▶ _DATA FOR PROCESSING_
---+---
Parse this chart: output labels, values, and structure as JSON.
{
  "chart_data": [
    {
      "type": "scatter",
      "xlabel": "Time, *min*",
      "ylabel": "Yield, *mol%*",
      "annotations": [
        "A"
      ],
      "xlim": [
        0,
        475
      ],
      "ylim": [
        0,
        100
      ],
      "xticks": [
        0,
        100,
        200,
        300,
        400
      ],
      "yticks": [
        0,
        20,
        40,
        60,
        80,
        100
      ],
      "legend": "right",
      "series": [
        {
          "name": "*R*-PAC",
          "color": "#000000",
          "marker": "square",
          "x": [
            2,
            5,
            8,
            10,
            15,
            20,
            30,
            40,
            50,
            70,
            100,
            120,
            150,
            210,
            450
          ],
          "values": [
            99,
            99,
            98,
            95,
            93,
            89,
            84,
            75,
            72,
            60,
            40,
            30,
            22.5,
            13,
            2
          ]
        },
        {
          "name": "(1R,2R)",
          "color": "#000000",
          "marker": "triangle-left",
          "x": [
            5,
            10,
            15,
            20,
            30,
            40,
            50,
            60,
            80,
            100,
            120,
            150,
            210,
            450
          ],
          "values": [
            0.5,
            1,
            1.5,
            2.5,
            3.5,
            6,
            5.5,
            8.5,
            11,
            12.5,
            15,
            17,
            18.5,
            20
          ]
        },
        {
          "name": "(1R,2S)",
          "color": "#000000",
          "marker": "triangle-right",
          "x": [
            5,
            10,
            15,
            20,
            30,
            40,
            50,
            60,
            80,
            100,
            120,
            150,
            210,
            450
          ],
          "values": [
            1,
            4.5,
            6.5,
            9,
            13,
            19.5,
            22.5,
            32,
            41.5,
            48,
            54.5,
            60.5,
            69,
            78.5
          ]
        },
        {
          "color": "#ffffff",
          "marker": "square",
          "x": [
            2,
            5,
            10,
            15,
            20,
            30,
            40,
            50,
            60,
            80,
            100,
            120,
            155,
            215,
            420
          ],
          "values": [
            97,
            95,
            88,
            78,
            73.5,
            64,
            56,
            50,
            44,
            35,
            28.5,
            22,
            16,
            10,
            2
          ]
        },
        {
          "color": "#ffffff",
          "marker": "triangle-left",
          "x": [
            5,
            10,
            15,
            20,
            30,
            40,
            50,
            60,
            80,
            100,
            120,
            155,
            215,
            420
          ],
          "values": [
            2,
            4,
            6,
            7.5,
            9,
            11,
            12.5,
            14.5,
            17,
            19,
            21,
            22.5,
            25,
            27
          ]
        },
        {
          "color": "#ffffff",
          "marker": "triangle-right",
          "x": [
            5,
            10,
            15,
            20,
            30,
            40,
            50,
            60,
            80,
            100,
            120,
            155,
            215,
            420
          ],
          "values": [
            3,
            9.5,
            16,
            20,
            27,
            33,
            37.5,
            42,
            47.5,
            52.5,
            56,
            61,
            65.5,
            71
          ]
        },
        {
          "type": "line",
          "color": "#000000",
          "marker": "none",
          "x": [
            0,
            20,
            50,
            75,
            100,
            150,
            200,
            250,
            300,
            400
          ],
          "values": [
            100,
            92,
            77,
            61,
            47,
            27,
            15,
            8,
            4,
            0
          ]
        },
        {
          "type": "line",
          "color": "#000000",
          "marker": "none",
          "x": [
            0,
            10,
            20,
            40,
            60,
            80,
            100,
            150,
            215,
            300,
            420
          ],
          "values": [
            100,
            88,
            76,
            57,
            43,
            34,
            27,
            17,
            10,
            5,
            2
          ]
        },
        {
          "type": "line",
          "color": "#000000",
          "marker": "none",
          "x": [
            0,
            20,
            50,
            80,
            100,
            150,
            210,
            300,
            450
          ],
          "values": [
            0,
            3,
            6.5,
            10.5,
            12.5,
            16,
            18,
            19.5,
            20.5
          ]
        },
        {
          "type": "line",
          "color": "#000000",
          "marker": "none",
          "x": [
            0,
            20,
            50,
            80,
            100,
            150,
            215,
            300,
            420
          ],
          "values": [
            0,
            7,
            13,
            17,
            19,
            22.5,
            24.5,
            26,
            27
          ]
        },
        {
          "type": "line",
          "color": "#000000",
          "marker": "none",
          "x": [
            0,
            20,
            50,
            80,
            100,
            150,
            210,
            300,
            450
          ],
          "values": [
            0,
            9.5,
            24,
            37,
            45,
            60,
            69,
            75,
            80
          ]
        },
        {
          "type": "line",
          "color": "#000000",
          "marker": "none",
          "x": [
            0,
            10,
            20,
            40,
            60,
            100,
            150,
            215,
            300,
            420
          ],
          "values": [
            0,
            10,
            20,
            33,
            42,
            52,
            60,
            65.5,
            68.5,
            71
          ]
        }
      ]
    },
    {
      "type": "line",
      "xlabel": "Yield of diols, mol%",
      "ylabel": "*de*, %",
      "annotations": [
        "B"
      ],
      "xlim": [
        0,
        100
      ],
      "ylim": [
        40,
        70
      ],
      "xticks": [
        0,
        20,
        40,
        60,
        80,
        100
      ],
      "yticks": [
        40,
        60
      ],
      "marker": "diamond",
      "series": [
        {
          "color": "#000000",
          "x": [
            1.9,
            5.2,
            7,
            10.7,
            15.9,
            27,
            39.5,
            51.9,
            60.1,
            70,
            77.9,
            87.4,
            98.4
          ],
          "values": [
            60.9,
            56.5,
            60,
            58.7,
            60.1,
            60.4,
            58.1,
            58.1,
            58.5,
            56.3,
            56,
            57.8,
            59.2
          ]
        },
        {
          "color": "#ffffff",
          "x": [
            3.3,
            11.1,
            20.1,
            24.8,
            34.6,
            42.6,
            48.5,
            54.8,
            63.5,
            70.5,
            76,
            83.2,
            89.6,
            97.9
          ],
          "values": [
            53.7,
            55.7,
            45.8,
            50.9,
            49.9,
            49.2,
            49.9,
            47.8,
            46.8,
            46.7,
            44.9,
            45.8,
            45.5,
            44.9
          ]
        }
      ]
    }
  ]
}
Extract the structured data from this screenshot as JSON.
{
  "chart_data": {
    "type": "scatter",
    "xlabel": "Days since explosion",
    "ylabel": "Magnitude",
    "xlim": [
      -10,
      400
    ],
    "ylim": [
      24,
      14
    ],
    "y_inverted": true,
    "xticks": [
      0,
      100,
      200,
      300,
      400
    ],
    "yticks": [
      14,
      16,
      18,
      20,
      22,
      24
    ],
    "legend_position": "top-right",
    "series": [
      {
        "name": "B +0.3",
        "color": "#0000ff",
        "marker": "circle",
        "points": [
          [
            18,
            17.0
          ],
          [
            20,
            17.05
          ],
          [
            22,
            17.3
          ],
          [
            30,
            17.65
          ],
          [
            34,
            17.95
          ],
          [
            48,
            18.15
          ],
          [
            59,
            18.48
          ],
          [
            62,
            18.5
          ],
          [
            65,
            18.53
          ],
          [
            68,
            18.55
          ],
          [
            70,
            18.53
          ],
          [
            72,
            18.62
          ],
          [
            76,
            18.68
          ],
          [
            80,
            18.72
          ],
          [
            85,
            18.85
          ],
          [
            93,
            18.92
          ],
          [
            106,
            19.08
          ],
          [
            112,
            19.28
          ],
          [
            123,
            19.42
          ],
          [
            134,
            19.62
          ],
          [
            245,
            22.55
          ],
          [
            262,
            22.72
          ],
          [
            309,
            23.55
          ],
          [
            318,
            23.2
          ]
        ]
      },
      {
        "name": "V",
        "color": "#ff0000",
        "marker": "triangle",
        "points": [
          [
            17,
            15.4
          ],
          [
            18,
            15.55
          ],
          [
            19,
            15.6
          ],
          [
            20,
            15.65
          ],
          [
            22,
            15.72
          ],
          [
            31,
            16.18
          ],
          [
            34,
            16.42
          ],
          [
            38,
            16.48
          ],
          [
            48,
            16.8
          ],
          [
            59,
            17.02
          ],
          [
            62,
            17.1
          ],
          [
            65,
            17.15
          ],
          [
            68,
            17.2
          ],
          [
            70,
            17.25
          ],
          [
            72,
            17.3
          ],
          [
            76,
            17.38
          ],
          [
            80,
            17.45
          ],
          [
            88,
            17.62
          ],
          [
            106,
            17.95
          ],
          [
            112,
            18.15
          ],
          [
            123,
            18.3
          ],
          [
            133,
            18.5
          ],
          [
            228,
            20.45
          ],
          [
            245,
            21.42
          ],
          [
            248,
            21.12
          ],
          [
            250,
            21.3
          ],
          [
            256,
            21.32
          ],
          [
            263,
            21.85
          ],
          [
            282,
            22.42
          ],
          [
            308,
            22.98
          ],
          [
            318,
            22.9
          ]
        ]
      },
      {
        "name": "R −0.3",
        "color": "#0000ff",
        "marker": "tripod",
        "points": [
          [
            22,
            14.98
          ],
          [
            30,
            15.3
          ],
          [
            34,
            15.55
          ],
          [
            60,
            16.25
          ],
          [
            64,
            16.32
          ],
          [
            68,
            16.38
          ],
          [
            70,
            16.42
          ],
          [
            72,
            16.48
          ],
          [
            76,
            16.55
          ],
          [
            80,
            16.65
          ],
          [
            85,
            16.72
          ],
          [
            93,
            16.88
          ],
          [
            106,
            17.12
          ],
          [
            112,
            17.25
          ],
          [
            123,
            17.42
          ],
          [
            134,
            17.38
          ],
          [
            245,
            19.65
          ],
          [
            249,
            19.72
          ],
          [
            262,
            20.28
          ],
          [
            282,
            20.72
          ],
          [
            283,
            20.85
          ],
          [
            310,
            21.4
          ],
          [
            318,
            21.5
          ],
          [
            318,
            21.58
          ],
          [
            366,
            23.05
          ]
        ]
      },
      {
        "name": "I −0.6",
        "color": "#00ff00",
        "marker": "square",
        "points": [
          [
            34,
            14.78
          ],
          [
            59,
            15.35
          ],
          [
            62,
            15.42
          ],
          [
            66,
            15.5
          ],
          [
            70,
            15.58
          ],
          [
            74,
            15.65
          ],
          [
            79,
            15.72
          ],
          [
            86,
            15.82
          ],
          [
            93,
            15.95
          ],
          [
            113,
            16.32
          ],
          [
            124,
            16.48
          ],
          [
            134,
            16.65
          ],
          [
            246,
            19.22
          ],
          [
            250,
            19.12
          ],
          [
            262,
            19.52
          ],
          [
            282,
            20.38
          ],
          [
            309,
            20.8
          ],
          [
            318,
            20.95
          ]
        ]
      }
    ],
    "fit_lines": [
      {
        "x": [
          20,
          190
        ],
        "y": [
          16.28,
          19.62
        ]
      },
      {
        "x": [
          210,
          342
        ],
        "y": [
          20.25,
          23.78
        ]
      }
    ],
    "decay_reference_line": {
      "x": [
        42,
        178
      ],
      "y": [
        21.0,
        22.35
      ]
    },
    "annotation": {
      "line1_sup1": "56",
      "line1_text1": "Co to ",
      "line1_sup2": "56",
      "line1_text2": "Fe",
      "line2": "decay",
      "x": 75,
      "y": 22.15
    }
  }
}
---+---
Copy each line of the records containing the string "JSON".

Parse this chart: output labels, values, and structure as JSON.
Extract the structured data from this screenshot as JSON.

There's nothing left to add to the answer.